* **Text passage**:
★ ★ ★ ★ ★ ★ ★

ELMFIRE¶

Central California flame length

ELMFIRE is a computationally efficient fire behavior simulator written by Chris Lautenberger. We use ELMFIRE as our in-house fire behavior model, primarily for generating quantitative estimates of burn probability, flame length, spread rate, and wildfire hazard. It is difficult to work with, however, and we've written a number of scripts and wrappers to parameterize and run ELMFIRE simulations, merge the outputs of each run into composite metrics (e.g. times_burned), and mosaic the outputs from multiple, spatially-independent tile runs.

We completed the first state-wide runs of wildfire hazard in July 2021, which covered the full state of California. We simulated 1.8 million fires using hourly weather data, 10m resolution Forest Observatory fuels data and a lot of custom fire behavior model settings.

★ ★ ★ ★ ★ ★ ★

* **Problem A**:
In the ELMFIRE text, how many fires were simulated in the first state-wide runs of wildfire hazard?
* **Problem B**:
Rewrite the ELMFIRE text starting at the words "Central California flame" and ending after "spatially-independent tile runs.", putting "rate of spread" in place of "spread rate".
The listing after this point has no connection to the ELMFIRE text.

* **Collected data**:
★ ★ ★ ★ ★ ★ ★

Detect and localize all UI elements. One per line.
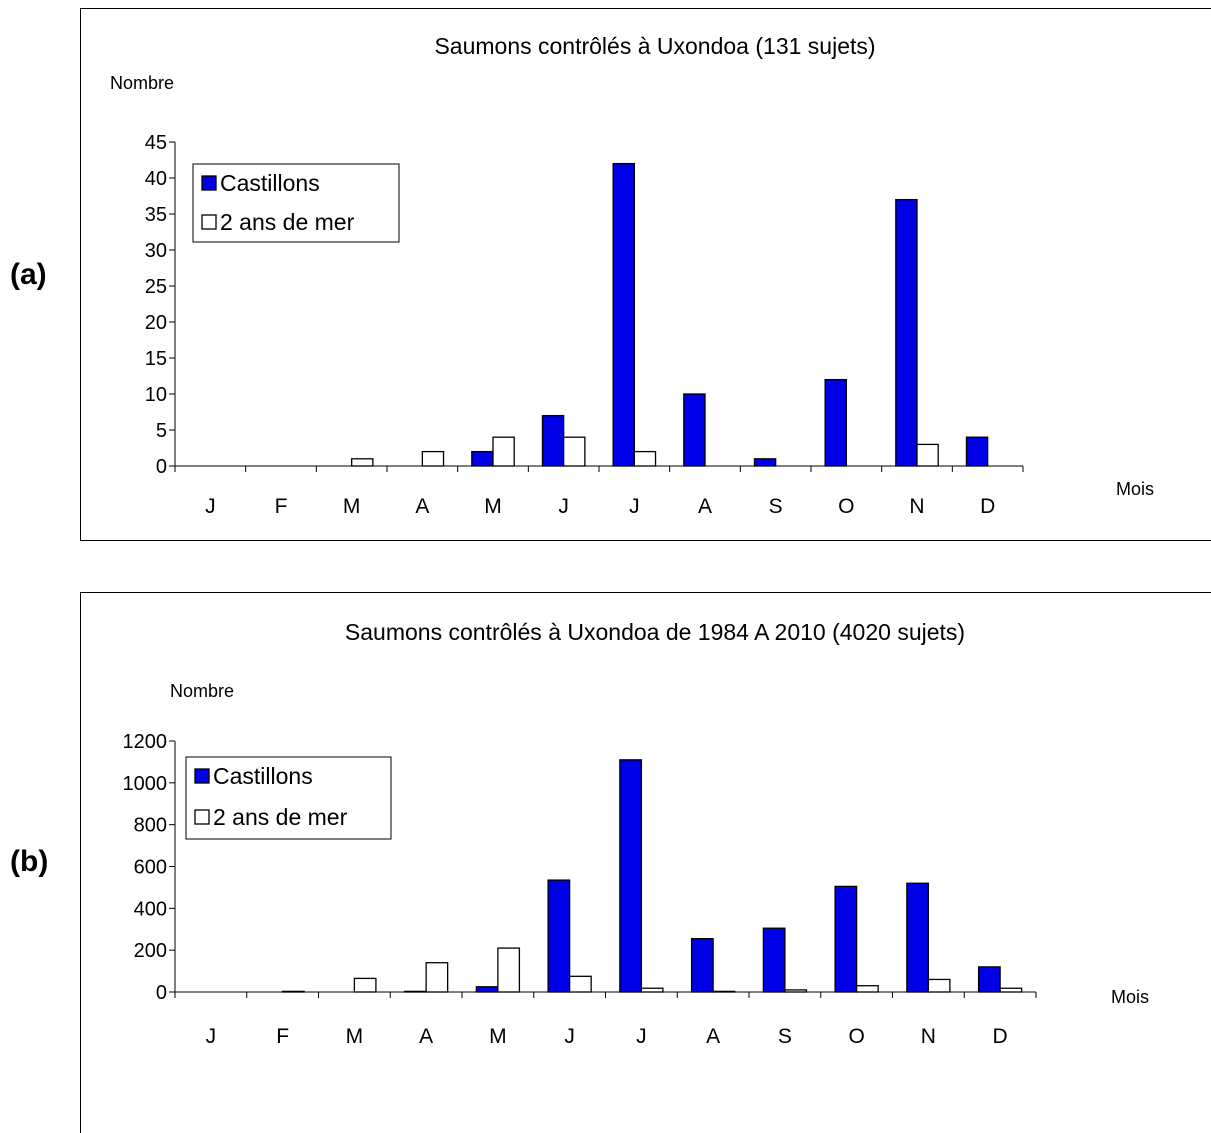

★ ★ ★ ★ ★ ★ ★

* **Written reply A**:
1.8 million fires.

* **Written reply B**:
Central California flame length

ELMFIRE is a computationally efficient fire behavior simulator written by Chris Lautenberger. We use ELMFIRE as our in-house fire behavior model, primarily for generating quantitative estimates of burn probability, flame length, rate of spread, and wildfire hazard. It is difficult to work with, however, and we've written a number of scripts and wrappers to parameterize and run ELMFIRE simulations, merge the outputs of each run into composite metrics (e.g. times_burned), and mosaic the outputs from multiple, spatially-independent tile runs.